** begin DATA ENTRIES **
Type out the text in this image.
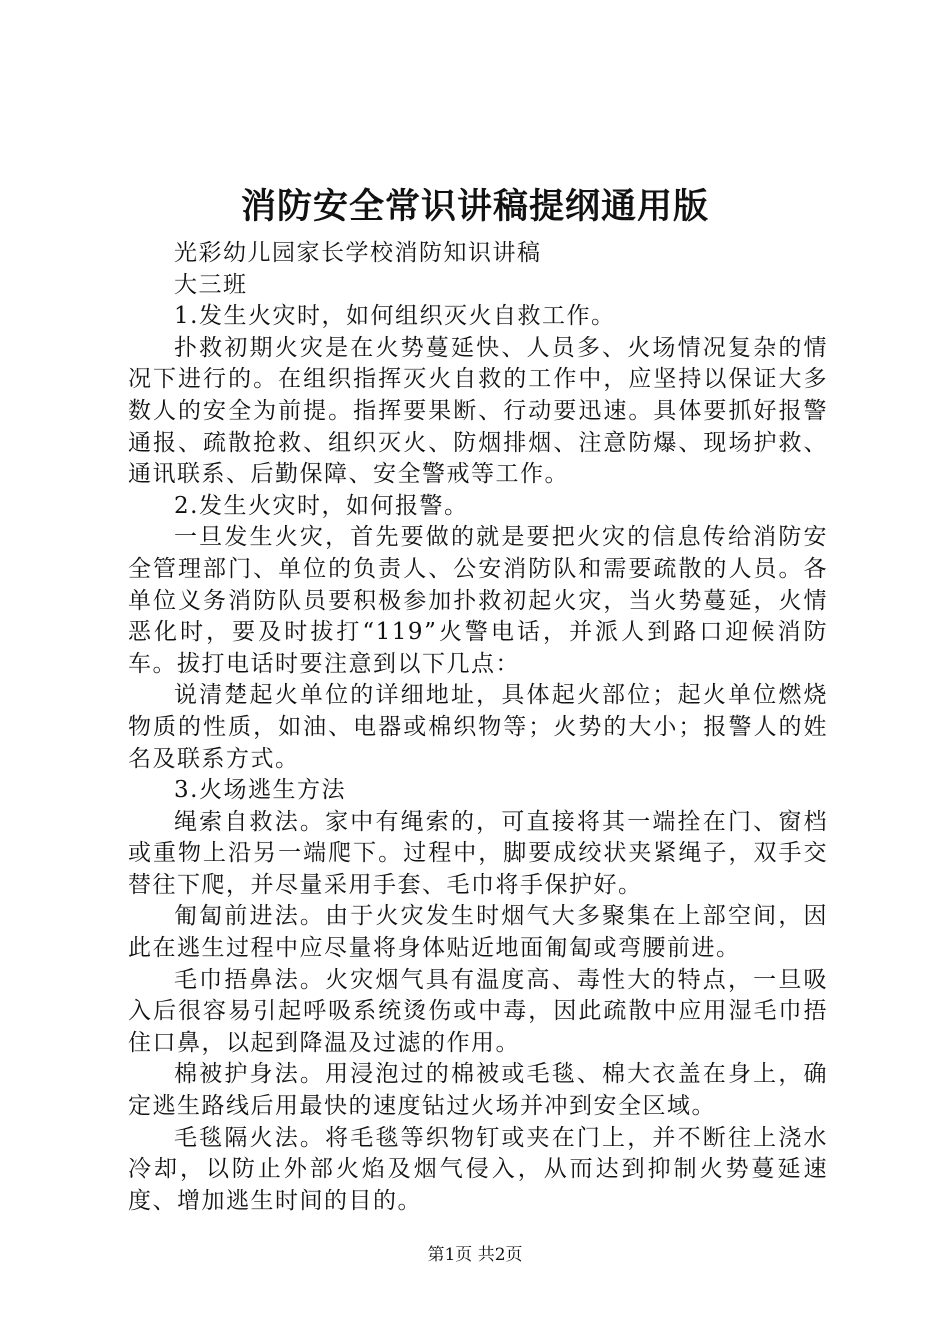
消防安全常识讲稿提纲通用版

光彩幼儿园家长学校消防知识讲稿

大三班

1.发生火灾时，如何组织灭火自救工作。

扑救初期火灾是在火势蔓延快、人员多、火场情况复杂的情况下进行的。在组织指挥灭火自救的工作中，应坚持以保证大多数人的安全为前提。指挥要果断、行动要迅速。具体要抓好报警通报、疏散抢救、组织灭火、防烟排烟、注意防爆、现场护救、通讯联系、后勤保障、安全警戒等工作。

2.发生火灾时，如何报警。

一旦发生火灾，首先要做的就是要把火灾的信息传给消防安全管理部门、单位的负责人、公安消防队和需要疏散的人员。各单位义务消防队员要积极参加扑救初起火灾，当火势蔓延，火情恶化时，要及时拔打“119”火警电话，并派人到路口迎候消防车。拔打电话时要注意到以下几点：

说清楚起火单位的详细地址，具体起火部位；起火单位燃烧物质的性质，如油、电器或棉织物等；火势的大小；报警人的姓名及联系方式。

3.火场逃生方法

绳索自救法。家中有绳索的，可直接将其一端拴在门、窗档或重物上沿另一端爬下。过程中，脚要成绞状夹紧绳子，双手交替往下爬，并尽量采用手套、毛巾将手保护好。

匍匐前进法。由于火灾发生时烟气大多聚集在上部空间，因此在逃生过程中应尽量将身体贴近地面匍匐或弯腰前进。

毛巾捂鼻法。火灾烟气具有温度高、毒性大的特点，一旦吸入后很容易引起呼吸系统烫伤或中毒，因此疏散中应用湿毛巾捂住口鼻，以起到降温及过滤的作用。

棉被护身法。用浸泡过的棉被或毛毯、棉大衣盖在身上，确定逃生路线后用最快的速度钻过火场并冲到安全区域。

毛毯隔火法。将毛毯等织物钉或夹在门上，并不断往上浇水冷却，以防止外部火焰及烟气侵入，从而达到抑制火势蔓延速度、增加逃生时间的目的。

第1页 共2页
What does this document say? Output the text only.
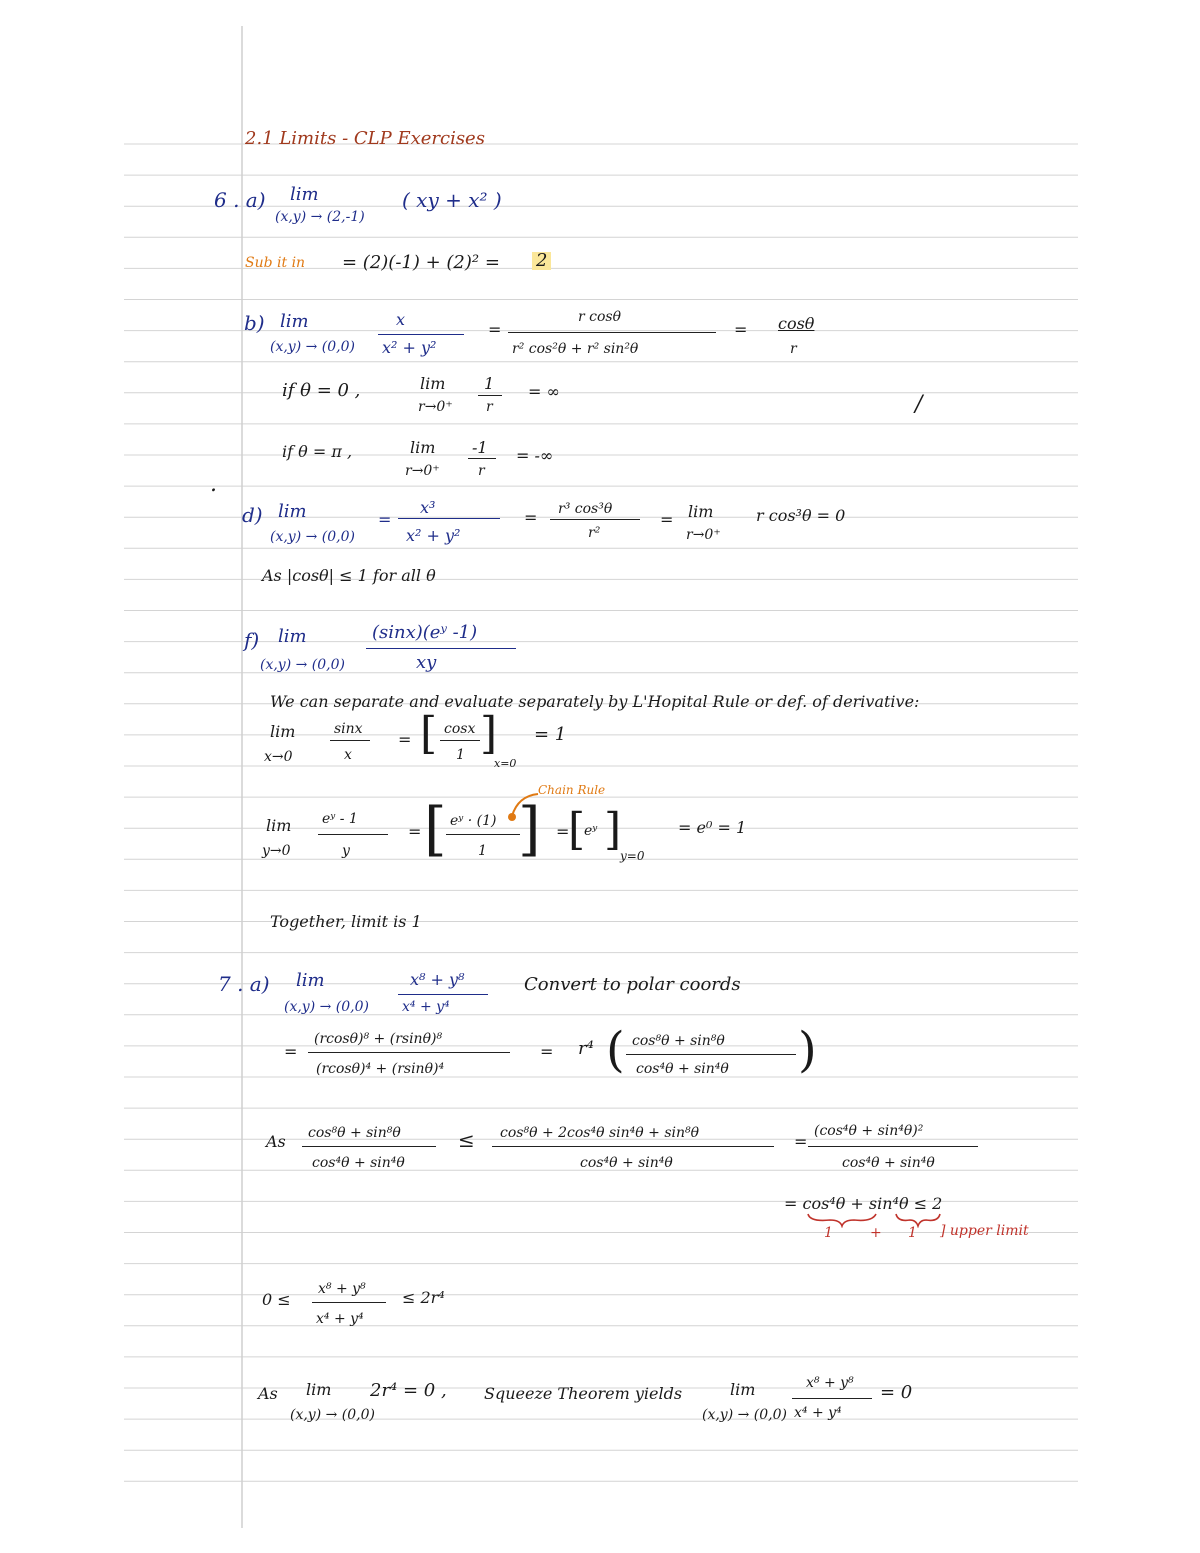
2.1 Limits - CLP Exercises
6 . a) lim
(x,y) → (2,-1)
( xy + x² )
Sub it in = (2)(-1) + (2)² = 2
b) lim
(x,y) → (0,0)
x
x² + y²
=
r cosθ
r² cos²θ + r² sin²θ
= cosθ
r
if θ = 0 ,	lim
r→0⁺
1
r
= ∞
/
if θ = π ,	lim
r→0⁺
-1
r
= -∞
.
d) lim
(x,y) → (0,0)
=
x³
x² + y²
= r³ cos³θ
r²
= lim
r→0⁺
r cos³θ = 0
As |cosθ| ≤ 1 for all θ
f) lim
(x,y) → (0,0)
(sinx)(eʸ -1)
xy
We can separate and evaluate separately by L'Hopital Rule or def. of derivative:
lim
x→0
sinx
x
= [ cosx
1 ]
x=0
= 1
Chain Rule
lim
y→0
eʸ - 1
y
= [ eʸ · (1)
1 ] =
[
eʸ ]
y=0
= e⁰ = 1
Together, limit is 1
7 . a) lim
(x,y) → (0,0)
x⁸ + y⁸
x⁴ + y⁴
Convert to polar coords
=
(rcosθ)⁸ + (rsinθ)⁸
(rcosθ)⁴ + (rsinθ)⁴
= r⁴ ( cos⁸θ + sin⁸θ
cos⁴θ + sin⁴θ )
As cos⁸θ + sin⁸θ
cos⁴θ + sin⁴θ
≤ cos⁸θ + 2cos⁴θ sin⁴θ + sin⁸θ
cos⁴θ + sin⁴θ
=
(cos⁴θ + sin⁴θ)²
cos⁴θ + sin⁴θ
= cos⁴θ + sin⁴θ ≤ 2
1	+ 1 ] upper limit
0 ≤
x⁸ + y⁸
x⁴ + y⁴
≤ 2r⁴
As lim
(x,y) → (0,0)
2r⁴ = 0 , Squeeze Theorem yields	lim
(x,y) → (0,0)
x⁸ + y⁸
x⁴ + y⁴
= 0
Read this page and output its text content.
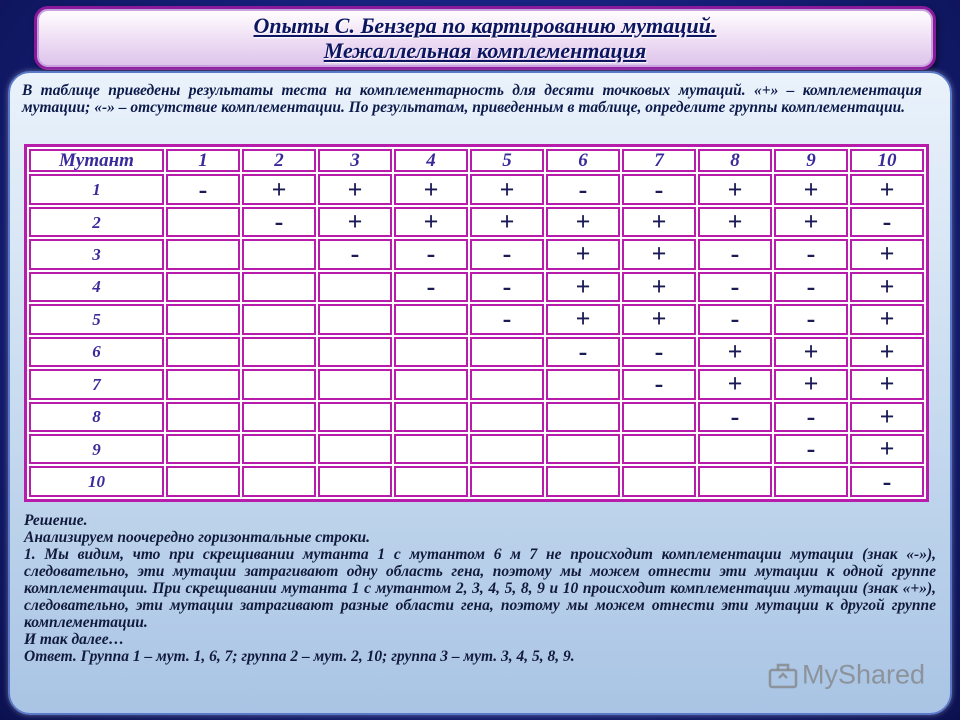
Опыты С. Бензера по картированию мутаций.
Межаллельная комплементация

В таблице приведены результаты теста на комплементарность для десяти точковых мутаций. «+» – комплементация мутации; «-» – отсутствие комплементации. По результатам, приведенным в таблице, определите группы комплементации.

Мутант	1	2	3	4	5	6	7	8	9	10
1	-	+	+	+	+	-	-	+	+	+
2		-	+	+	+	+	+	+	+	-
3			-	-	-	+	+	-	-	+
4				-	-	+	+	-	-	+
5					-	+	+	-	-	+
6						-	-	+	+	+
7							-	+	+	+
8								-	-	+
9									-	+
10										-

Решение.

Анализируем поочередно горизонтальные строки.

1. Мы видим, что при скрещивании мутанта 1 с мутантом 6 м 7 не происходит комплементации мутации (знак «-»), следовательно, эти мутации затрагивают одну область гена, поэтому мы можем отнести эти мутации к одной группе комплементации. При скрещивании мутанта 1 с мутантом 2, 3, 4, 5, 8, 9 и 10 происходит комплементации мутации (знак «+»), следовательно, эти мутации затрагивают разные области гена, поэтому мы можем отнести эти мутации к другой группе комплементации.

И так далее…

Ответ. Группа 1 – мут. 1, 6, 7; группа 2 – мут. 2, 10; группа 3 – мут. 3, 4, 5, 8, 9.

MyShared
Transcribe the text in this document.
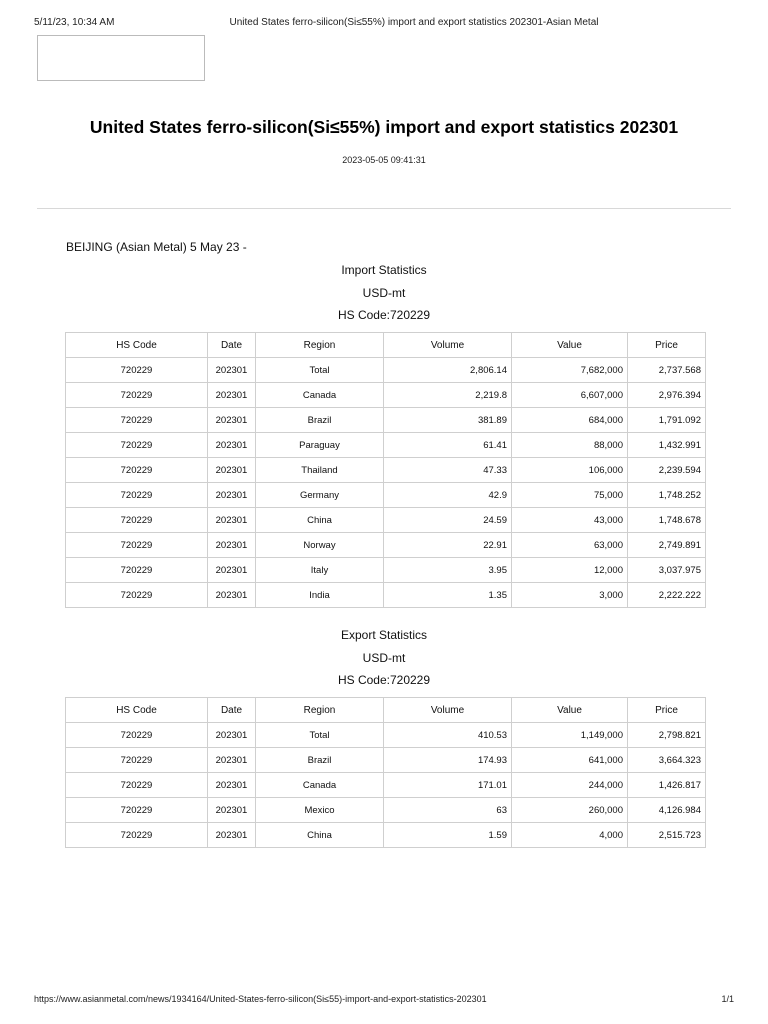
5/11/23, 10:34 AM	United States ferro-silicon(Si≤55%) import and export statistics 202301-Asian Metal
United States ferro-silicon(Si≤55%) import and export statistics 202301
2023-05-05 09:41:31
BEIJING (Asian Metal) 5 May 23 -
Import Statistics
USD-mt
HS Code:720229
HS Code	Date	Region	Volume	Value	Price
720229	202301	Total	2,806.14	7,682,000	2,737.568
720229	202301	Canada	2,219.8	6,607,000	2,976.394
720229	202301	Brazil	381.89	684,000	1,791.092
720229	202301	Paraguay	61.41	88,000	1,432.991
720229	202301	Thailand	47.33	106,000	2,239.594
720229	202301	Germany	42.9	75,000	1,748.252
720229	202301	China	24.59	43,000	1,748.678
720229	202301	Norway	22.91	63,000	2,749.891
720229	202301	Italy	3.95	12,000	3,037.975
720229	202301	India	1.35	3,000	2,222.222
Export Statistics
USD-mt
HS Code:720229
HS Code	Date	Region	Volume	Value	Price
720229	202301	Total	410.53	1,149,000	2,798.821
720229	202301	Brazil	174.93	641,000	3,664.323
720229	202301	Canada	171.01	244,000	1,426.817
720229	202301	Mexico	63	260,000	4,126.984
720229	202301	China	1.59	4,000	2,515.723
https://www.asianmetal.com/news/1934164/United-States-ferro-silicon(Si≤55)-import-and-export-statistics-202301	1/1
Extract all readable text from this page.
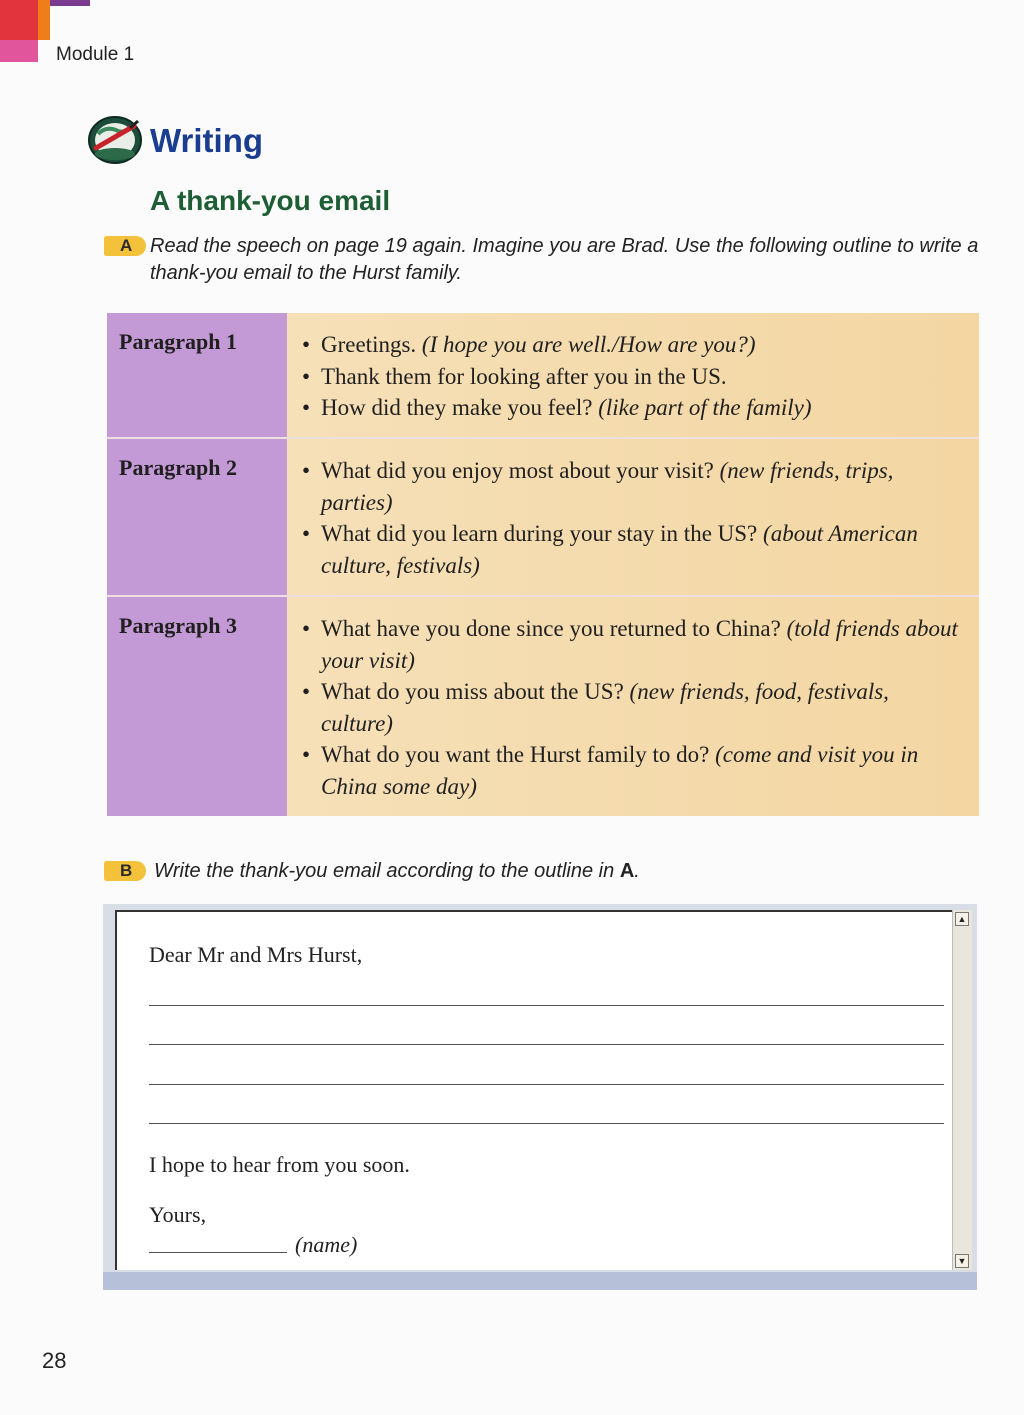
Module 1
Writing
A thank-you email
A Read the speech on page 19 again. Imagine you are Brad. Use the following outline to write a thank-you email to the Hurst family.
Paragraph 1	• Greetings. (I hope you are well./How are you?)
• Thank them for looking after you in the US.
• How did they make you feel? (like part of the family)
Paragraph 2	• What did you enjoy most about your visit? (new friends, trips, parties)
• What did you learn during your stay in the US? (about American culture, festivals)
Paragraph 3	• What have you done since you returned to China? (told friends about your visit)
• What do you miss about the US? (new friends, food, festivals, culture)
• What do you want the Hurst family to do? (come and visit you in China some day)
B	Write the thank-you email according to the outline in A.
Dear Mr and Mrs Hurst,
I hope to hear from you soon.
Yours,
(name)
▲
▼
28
** end DATA ENTRIES **
OBJECTIVE:
Report how many lines of the data hold the string "visit"; give only the number.

OUTPUT FOR THIS TASK:
3